DESCRIPTION OF THE TASK:
Everything from the line that contains "OCR this image." through the final line of the records below should be quoted exactly, except the pictures.

TASK MATERIAL:
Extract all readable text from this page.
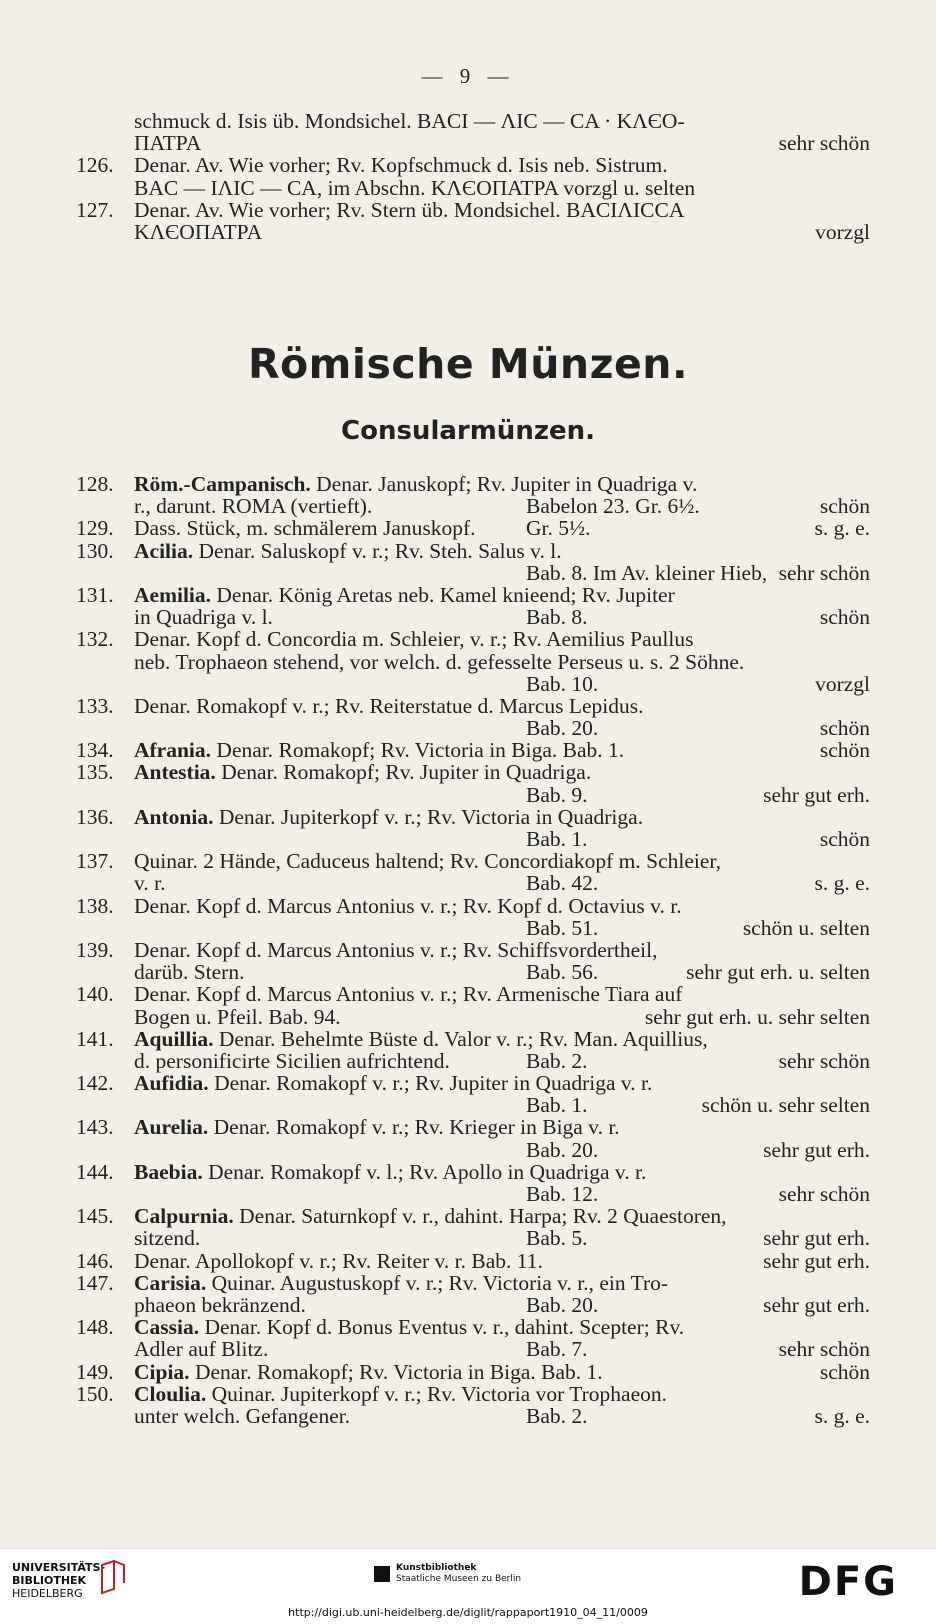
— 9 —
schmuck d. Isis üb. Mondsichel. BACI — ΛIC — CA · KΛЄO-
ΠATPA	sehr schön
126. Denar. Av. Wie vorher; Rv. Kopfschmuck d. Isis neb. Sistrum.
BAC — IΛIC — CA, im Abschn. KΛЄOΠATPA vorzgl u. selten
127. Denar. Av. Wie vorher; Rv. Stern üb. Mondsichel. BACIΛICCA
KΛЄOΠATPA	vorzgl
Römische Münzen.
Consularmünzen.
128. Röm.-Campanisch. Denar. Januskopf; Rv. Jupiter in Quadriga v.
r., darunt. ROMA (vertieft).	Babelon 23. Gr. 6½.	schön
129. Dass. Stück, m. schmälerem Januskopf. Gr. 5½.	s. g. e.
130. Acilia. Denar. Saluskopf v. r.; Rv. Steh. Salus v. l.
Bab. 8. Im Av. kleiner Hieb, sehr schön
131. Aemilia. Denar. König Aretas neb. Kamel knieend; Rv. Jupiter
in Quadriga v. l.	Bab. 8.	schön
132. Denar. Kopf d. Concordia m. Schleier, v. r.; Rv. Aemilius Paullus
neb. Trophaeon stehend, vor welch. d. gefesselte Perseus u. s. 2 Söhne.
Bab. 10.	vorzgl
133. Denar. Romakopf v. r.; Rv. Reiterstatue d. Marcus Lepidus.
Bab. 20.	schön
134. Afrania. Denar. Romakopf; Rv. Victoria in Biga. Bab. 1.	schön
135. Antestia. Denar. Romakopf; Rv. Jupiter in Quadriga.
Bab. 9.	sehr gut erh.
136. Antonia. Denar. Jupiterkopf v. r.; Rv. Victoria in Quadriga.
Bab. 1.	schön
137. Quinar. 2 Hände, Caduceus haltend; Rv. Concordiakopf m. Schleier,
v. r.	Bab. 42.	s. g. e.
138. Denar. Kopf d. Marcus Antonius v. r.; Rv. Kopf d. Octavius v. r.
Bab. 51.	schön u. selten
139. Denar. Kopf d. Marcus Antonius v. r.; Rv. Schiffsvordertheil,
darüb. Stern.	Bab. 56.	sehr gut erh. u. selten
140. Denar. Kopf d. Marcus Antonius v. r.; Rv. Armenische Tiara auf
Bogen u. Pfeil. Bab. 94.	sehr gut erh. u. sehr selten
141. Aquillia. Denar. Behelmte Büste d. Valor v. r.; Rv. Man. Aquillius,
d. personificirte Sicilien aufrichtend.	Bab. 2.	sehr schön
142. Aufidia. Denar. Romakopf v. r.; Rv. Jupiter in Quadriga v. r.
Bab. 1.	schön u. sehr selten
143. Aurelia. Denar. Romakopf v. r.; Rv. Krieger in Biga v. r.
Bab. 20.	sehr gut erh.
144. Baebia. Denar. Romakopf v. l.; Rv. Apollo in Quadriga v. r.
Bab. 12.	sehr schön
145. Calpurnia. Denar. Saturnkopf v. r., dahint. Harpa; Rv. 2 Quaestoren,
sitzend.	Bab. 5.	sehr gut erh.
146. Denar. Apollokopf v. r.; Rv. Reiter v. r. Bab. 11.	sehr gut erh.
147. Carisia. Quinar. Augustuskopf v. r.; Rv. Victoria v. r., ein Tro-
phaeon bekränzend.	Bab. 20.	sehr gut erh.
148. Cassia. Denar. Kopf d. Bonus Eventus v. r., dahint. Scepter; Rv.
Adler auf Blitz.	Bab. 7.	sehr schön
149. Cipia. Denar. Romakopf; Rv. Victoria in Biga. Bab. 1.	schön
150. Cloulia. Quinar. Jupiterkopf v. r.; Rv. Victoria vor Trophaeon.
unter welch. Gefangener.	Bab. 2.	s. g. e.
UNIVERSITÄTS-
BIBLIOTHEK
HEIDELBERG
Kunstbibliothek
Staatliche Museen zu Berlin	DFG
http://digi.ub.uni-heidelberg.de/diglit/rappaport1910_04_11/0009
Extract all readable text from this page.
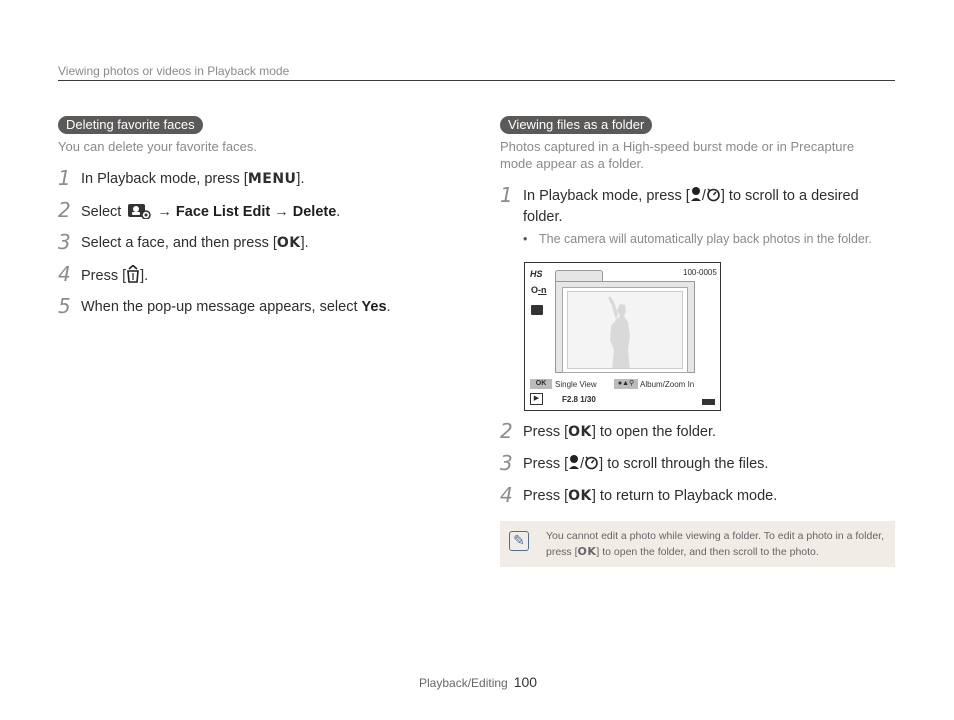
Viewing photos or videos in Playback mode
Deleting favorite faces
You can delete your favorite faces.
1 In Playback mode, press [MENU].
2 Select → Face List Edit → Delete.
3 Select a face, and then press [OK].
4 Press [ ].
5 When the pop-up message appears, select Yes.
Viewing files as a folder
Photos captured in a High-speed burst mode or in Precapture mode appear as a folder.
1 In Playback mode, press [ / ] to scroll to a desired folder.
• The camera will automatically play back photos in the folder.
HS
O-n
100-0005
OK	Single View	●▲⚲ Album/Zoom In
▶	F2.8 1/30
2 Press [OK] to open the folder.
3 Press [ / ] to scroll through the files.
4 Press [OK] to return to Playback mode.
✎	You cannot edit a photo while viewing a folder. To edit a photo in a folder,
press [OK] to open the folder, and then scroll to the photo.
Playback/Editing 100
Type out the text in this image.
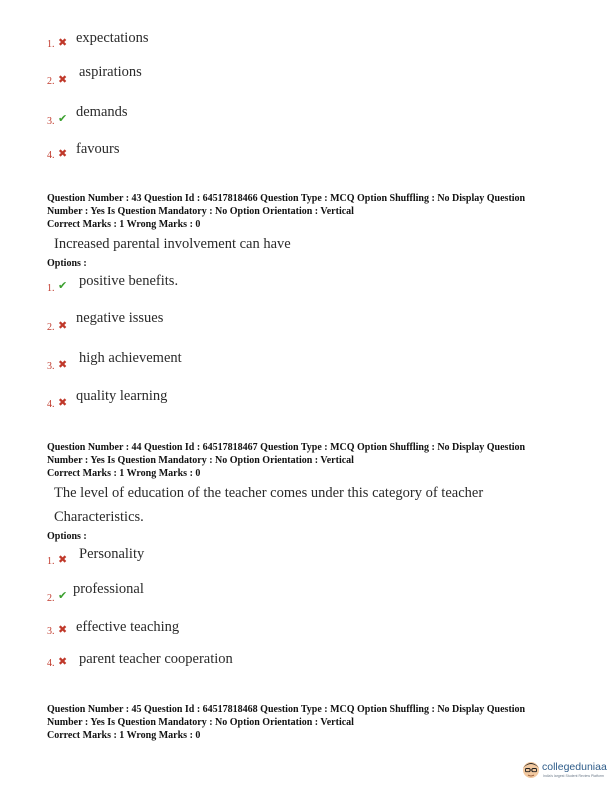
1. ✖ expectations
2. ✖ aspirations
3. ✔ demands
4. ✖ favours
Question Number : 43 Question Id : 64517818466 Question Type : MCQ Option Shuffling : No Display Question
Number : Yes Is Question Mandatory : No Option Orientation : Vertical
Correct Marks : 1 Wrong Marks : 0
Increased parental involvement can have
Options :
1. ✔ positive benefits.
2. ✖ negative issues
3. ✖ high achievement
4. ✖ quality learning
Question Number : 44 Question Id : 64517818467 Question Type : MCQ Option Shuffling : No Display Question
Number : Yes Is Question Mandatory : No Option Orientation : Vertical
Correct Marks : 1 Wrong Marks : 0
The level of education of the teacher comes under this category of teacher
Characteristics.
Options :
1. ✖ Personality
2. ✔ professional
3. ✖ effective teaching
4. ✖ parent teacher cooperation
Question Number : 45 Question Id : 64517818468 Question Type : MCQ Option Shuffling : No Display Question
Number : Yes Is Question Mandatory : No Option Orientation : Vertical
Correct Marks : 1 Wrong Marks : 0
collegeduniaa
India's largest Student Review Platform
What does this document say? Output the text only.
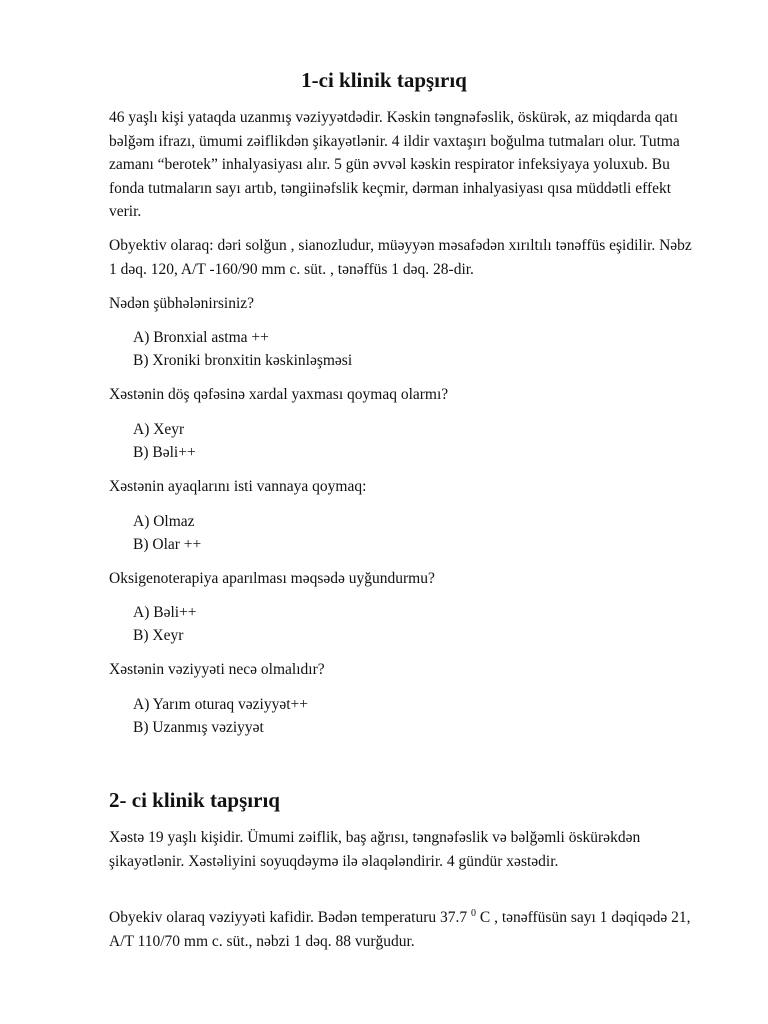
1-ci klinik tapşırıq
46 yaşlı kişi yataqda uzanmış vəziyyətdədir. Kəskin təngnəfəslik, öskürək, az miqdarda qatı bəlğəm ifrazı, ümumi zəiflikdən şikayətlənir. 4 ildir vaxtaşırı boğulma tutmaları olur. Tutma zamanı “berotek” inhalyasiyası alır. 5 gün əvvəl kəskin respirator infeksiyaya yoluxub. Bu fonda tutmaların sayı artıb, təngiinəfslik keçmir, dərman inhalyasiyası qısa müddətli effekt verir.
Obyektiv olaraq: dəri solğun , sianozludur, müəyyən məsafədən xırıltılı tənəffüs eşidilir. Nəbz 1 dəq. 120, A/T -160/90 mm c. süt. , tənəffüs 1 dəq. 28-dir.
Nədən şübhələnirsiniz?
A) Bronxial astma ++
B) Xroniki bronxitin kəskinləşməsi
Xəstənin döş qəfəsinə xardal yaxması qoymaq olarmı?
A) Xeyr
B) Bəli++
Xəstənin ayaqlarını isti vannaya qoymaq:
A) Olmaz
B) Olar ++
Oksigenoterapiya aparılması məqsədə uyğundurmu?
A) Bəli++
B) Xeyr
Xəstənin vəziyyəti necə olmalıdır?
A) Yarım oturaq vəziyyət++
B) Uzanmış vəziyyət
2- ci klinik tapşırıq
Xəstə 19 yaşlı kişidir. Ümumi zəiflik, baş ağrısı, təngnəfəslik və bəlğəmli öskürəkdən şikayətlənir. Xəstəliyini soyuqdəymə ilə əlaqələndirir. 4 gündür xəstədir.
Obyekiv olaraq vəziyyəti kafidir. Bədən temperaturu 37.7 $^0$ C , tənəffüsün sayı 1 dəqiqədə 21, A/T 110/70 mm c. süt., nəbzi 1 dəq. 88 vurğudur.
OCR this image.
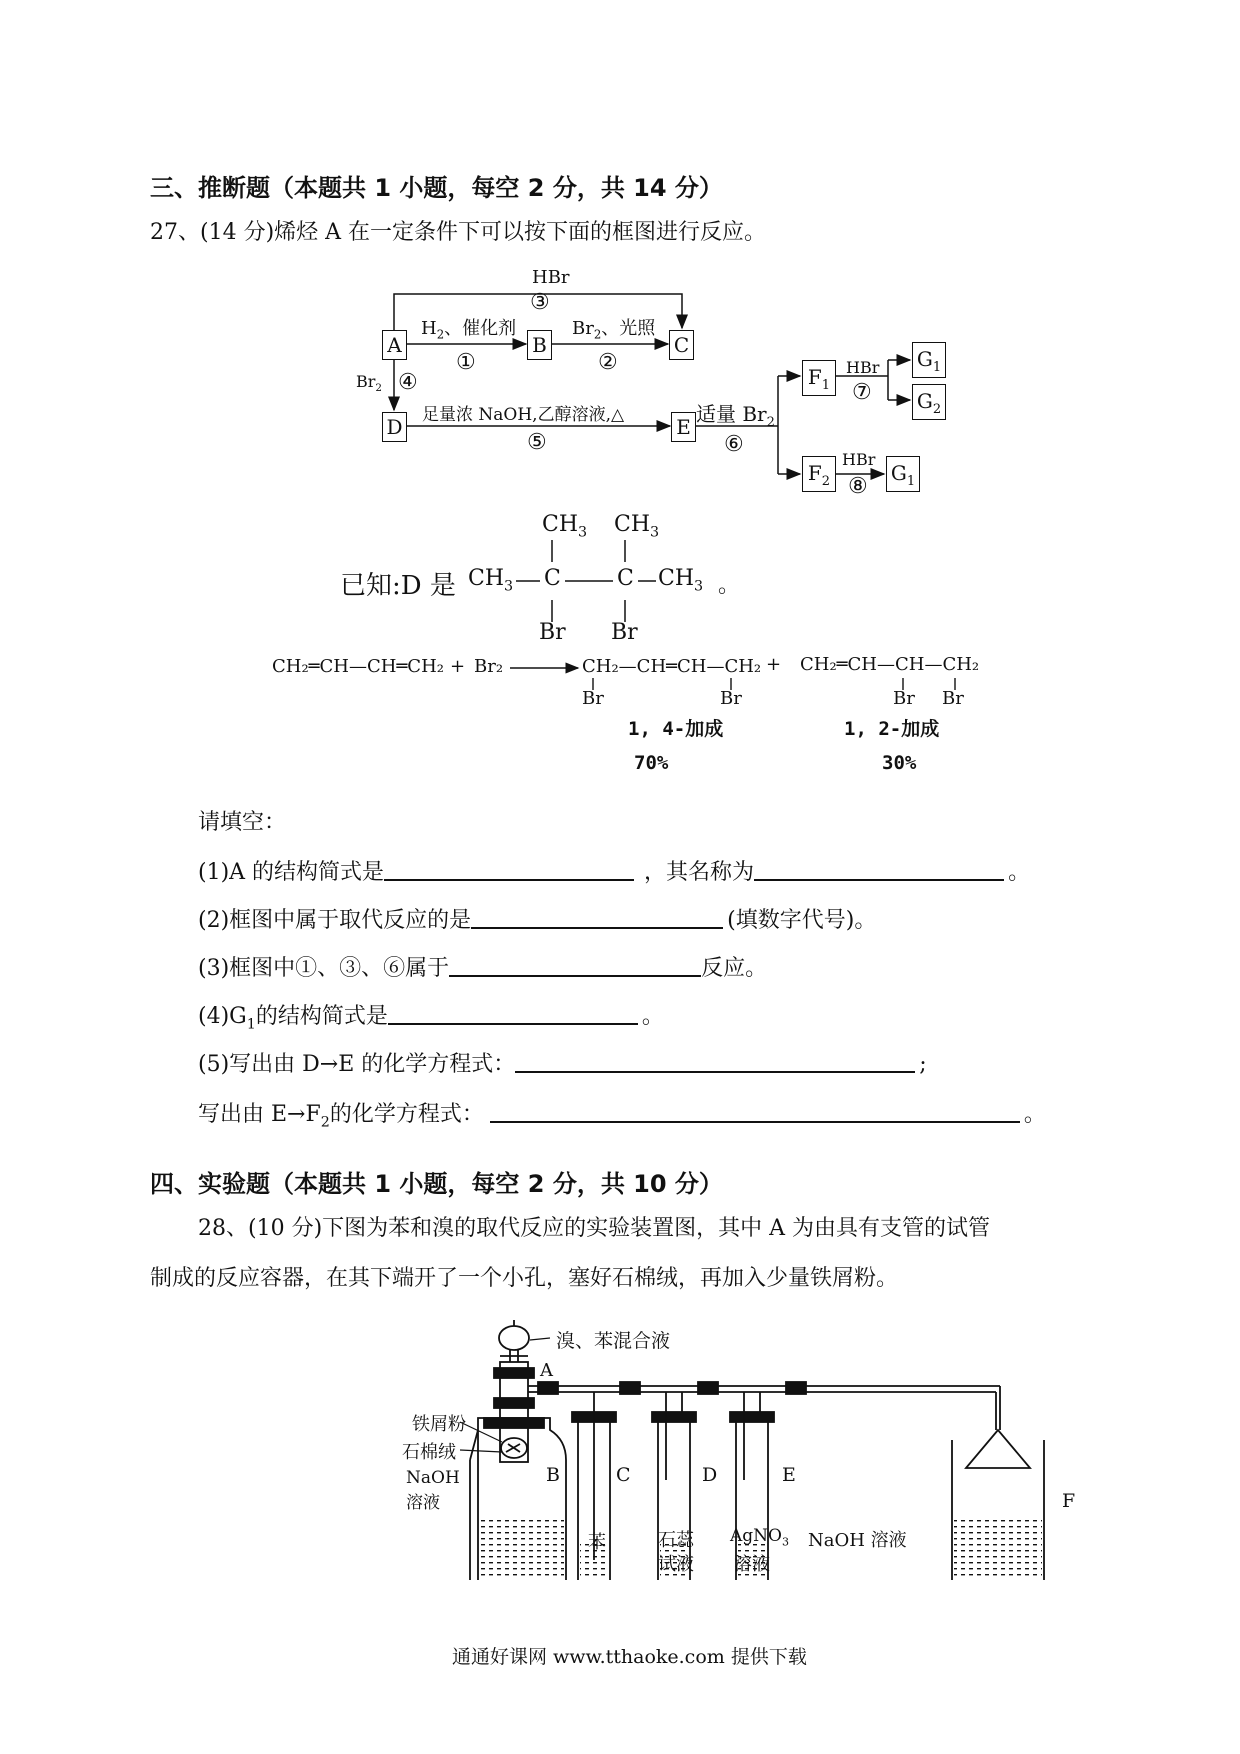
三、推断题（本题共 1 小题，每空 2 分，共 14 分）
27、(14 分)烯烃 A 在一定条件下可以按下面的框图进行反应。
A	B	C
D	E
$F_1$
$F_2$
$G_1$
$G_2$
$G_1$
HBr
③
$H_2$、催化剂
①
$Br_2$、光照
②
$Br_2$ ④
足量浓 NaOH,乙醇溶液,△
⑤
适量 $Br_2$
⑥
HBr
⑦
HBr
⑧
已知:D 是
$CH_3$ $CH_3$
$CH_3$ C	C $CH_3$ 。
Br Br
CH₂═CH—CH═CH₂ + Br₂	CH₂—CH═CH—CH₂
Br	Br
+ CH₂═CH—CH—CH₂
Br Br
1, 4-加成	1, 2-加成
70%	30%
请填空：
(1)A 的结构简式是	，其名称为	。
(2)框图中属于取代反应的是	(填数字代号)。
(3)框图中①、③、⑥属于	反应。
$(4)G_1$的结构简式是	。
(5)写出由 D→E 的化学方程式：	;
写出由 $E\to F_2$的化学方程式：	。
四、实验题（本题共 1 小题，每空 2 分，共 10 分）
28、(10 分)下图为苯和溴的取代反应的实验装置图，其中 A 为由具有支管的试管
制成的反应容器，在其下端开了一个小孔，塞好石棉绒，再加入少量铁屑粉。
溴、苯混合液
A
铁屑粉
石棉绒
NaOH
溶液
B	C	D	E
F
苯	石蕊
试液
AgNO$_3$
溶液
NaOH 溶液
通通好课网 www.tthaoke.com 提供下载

SOLUTION:
OCR this image.
三、推断题（本题共 1 小题，每空 2 分，共 14 分）
27、(14 分)烯烃 A 在一定条件下可以按下面的框图进行反应。
A	B	C
D	E
$F_1$
$F_2$
$G_1$
$G_2$
$G_1$
HBr
③
$H_2$、催化剂
①
$Br_2$、光照
②
$Br_2$ ④
足量浓 NaOH,乙醇溶液,△
⑤
适量 $Br_2$
⑥
HBr
⑦
HBr
⑧
已知:D 是
$CH_3$ $CH_3$
$CH_3$ C	C $CH_3$ 。
Br Br
CH₂═CH—CH═CH₂ + Br₂	CH₂—CH═CH—CH₂
Br	Br
+ CH₂═CH—CH—CH₂
Br Br
1, 4-加成	1, 2-加成
70%	30%
请填空：
(1)A 的结构简式是	，其名称为	。
(2)框图中属于取代反应的是	(填数字代号)。
(3)框图中①、③、⑥属于	反应。
$(4)G_1$的结构简式是	。
(5)写出由 D→E 的化学方程式：	;
写出由 $E\to F_2$的化学方程式：	。
四、实验题（本题共 1 小题，每空 2 分，共 10 分）
28、(10 分)下图为苯和溴的取代反应的实验装置图，其中 A 为由具有支管的试管
制成的反应容器，在其下端开了一个小孔，塞好石棉绒，再加入少量铁屑粉。
溴、苯混合液
A
铁屑粉
石棉绒
NaOH
溶液
B	C	D	E
F
苯	石蕊
试液
AgNO$_3$
溶液
NaOH 溶液
通通好课网 www.tthaoke.com 提供下载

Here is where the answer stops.